◆ **Task instructions**: Write out the material again word for word, dropping any images it holds.

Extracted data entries
[START]

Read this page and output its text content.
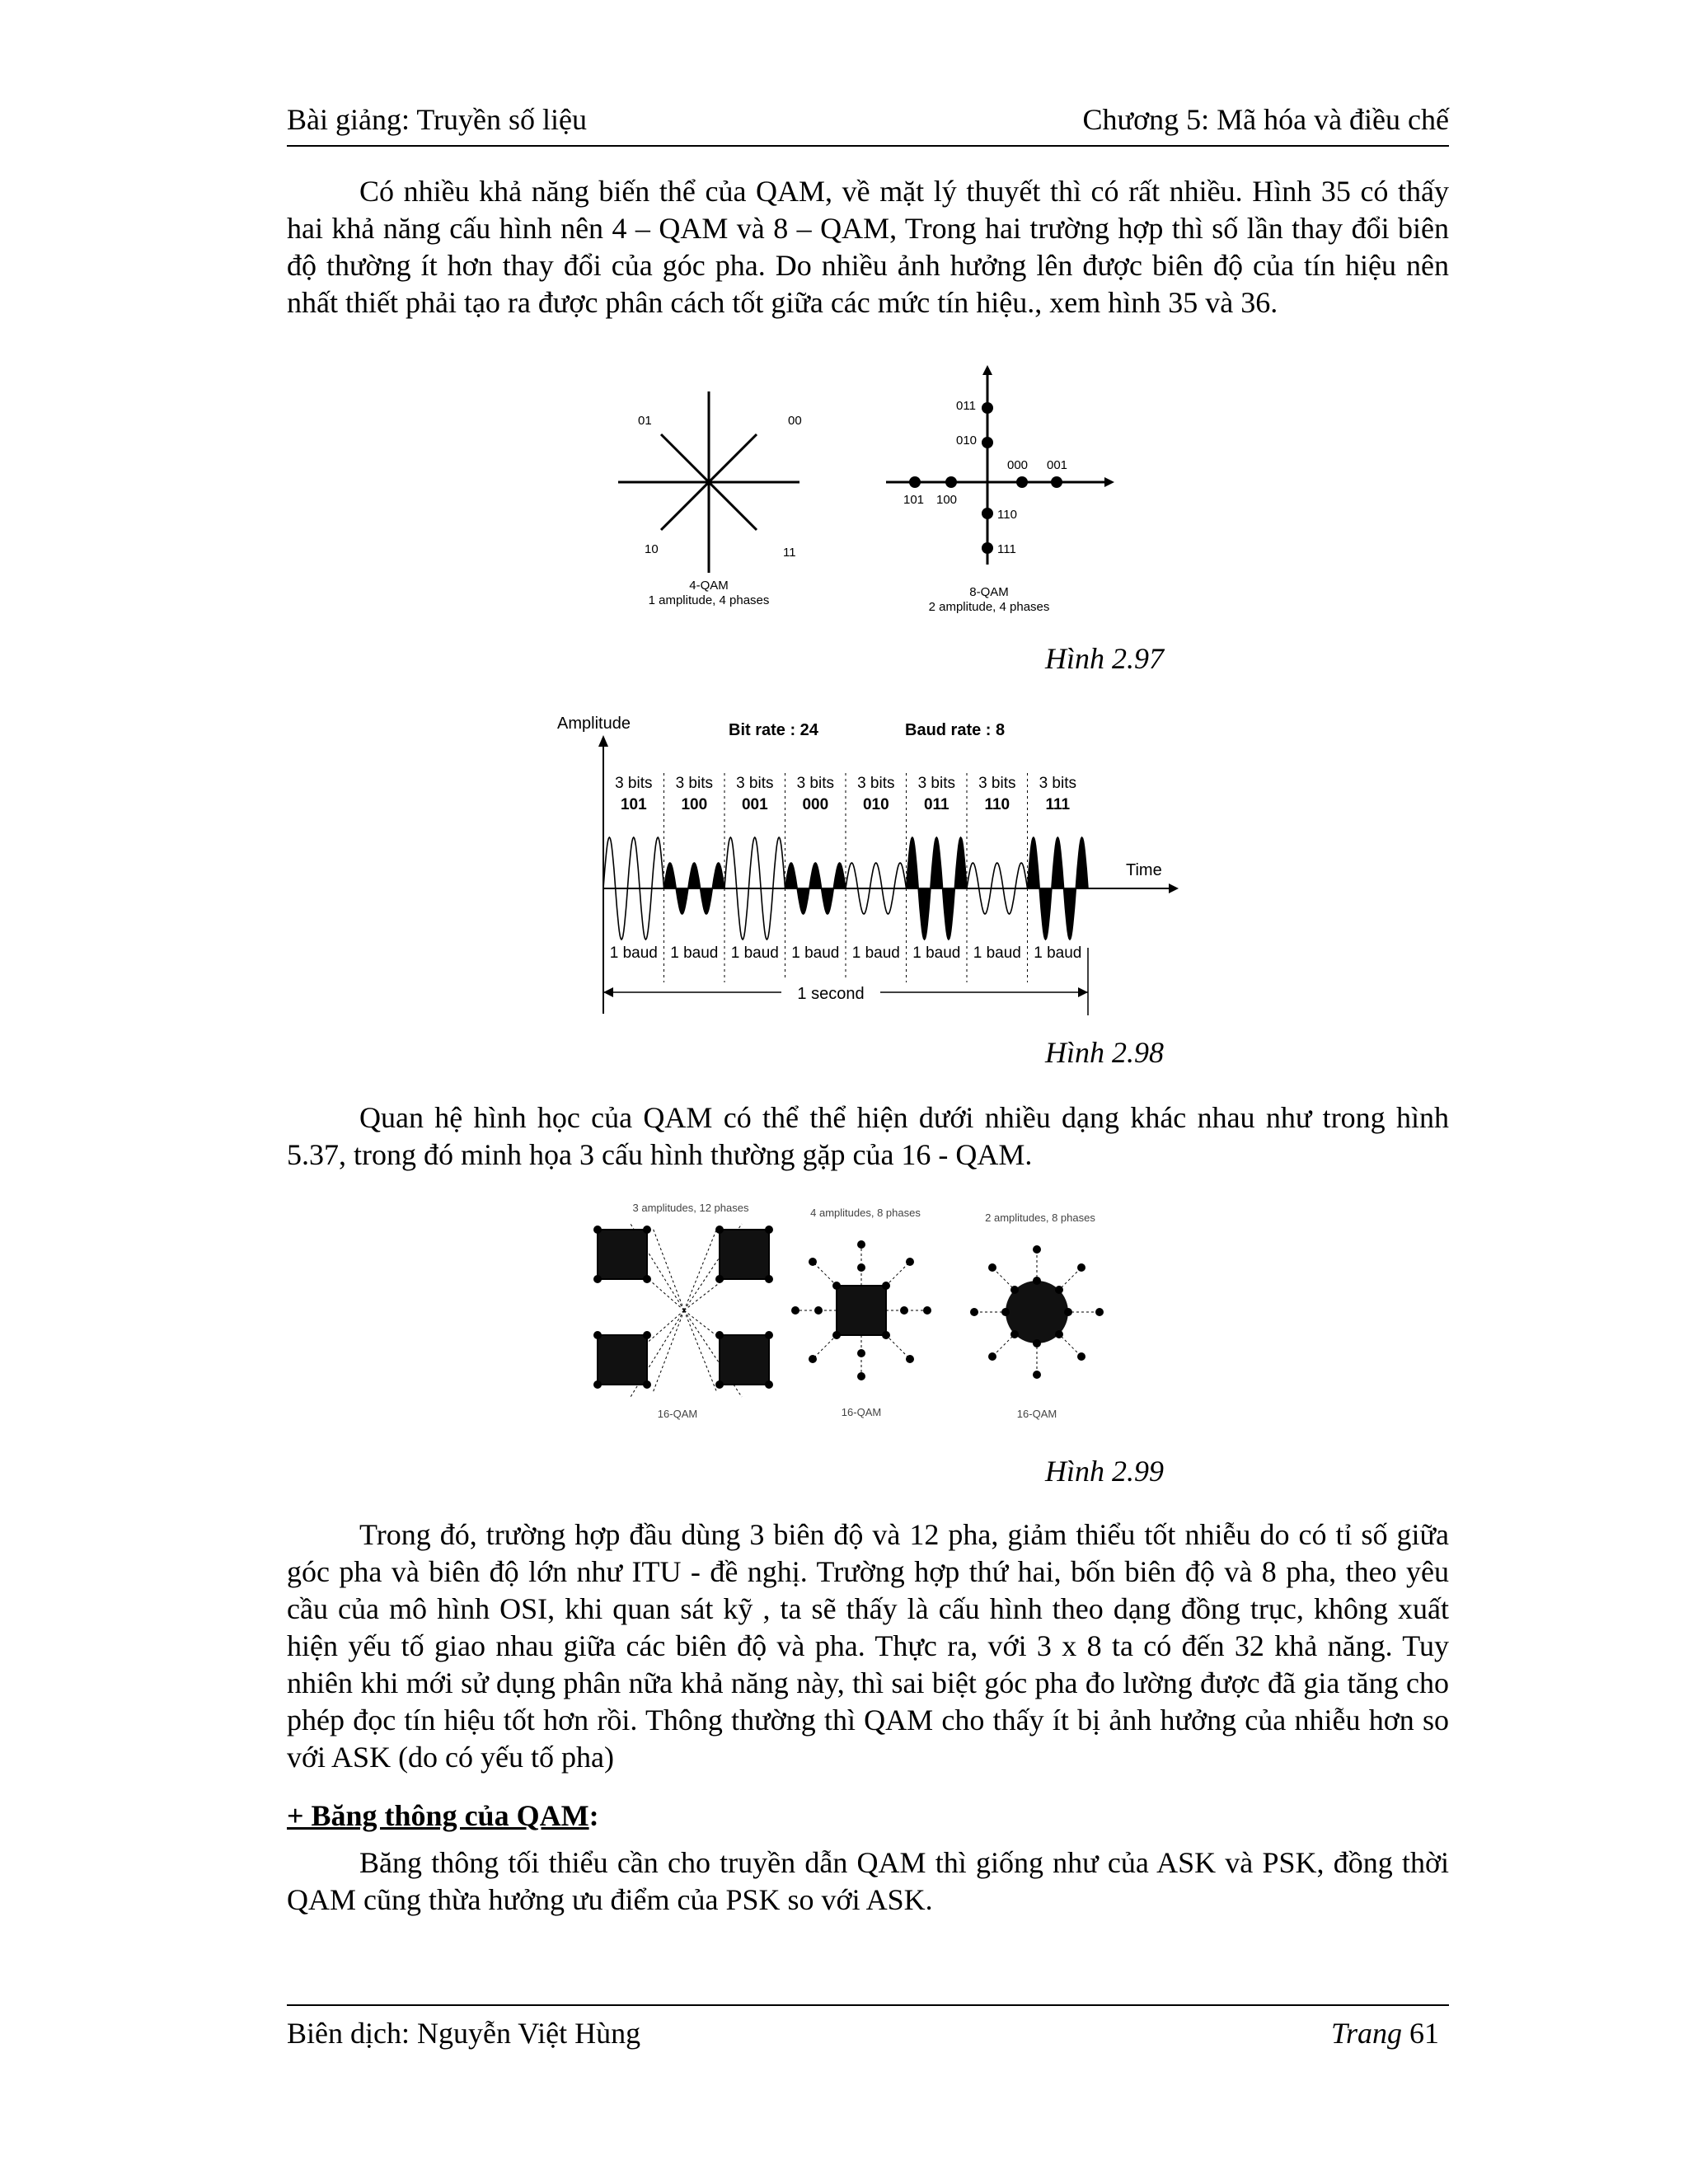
Bài giảng: Truyền số liệu	Chương 5: Mã hóa và điều chế

Có nhiều khả năng biến thể của QAM, về mặt lý thuyết thì có rất nhiều. Hình 35 có thấy hai khả năng cấu hình nên 4 – QAM và 8 – QAM, Trong hai trường hợp thì số lần thay đổi biên độ thường ít hơn thay đổi của góc pha. Do nhiều ảnh hưởng lên được biên độ của tín hiệu nên nhất thiết phải tạo ra được phân cách tốt giữa các mức tín hiệu., xem hình 35 và 36.

01	00
10	11
4-QAM
1 amplitude, 4 phases
011
010
000 001
101 100
110
111
8-QAM
2 amplitude, 4 phases
Hình 2.97
Amplitude	Bit rate : 24	Baud rate : 8
Time
3 bits
101
1 baud
3 bits
100
1 baud
3 bits
001
1 baud
3 bits
000
1 baud
3 bits
010
1 baud
3 bits
011
1 baud
3 bits
110
1 baud
3 bits
111
1 baud
1 second
Hình 2.98

Quan hệ hình học của QAM có thể thể hiện dưới nhiều dạng khác nhau như trong hình 5.37, trong đó minh họa 3 cấu hình thường gặp của 16 - QAM.

3 amplitudes, 12 phases
16-QAM
4 amplitudes, 8 phases
16-QAM
2 amplitudes, 8 phases
16-QAM
Hình 2.99

Trong đó, trường hợp đầu dùng 3 biên độ và 12 pha, giảm thiểu tốt nhiễu do có tỉ số giữa góc pha và biên độ lớn như ITU - đề nghị. Trường hợp thứ hai, bốn biên độ và 8 pha, theo yêu cầu của mô hình OSI, khi quan sát kỹ , ta sẽ thấy là cấu hình theo dạng đồng trục, không xuất hiện yếu tố giao nhau giữa các biên độ và pha. Thực ra, với 3 x 8 ta có đến 32 khả năng. Tuy nhiên khi mới sử dụng phân nữa khả năng này, thì sai biệt góc pha đo lường được đã gia tăng cho phép đọc tín hiệu tốt hơn rồi. Thông thường thì QAM cho thấy ít bị ảnh hưởng của nhiễu hơn so với ASK (do có yếu tố pha)

+ Băng thông của QAM:

Băng thông tối thiểu cần cho truyền dẫn QAM thì giống như của ASK và PSK, đồng thời QAM cũng thừa hưởng ưu điểm của PSK so với ASK.

Biên dịch: Nguyễn Việt Hùng	Trang 61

[END]

◆ **Result for this exercise**:
Read this page and output its text content.
Bài giảng: Truyền số liệu	Chương 5: Mã hóa và điều chế

Có nhiều khả năng biến thể của QAM, về mặt lý thuyết thì có rất nhiều. Hình 35 có thấy hai khả năng cấu hình nên 4 – QAM và 8 – QAM, Trong hai trường hợp thì số lần thay đổi biên độ thường ít hơn thay đổi của góc pha. Do nhiều ảnh hưởng lên được biên độ của tín hiệu nên nhất thiết phải tạo ra được phân cách tốt giữa các mức tín hiệu., xem hình 35 và 36.

01	00
10	11
4-QAM
1 amplitude, 4 phases
011
010
000 001
101 100
110
111
8-QAM
2 amplitude, 4 phases
Hình 2.97
Amplitude	Bit rate : 24	Baud rate : 8
Time
3 bits
101
1 baud
3 bits
100
1 baud
3 bits
001
1 baud
3 bits
000
1 baud
3 bits
010
1 baud
3 bits
011
1 baud
3 bits
110
1 baud
3 bits
111
1 baud
1 second
Hình 2.98

Quan hệ hình học của QAM có thể thể hiện dưới nhiều dạng khác nhau như trong hình 5.37, trong đó minh họa 3 cấu hình thường gặp của 16 - QAM.

3 amplitudes, 12 phases
16-QAM
4 amplitudes, 8 phases
16-QAM
2 amplitudes, 8 phases
16-QAM
Hình 2.99

Trong đó, trường hợp đầu dùng 3 biên độ và 12 pha, giảm thiểu tốt nhiễu do có tỉ số giữa góc pha và biên độ lớn như ITU - đề nghị. Trường hợp thứ hai, bốn biên độ và 8 pha, theo yêu cầu của mô hình OSI, khi quan sát kỹ , ta sẽ thấy là cấu hình theo dạng đồng trục, không xuất hiện yếu tố giao nhau giữa các biên độ và pha. Thực ra, với 3 x 8 ta có đến 32 khả năng. Tuy nhiên khi mới sử dụng phân nữa khả năng này, thì sai biệt góc pha đo lường được đã gia tăng cho phép đọc tín hiệu tốt hơn rồi. Thông thường thì QAM cho thấy ít bị ảnh hưởng của nhiễu hơn so với ASK (do có yếu tố pha)

+ Băng thông của QAM:

Băng thông tối thiểu cần cho truyền dẫn QAM thì giống như của ASK và PSK, đồng thời QAM cũng thừa hưởng ưu điểm của PSK so với ASK.

Biên dịch: Nguyễn Việt Hùng	Trang 61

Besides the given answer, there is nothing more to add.